Exercise directions: Collect from the data below each line with "фильтры".

Records provided:
** Start **
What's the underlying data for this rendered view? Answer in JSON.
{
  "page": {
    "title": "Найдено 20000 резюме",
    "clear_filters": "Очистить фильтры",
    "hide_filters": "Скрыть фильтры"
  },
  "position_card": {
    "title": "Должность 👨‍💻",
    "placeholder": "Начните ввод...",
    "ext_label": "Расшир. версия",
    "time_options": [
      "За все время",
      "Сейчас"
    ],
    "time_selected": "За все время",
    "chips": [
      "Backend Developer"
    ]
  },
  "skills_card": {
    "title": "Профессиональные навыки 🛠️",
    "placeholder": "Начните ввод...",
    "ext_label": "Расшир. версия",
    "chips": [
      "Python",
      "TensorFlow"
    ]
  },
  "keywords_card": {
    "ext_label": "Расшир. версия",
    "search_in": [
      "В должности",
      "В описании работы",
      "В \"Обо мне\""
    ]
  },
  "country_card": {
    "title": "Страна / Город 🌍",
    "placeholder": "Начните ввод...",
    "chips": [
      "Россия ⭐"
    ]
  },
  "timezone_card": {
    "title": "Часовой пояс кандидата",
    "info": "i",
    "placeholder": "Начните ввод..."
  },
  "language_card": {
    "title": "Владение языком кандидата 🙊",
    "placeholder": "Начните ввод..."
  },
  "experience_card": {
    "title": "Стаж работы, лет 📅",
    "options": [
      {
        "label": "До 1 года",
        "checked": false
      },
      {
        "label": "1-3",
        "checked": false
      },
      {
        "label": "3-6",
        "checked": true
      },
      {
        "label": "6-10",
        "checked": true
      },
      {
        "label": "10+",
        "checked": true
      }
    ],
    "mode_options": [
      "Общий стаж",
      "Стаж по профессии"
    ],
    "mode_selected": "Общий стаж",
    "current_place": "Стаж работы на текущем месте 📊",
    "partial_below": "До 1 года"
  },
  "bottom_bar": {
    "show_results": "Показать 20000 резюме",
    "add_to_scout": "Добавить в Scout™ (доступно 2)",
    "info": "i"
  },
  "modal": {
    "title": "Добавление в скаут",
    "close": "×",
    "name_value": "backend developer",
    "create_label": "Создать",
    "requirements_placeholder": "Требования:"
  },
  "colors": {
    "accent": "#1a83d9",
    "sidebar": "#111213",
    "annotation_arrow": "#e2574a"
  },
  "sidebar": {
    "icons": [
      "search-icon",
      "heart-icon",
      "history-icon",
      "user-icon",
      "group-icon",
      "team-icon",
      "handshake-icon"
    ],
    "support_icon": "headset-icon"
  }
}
** End **
Complete response:
    "clear_filters": "Очистить фильтры",
    "hide_filters": "Скрыть фильтры"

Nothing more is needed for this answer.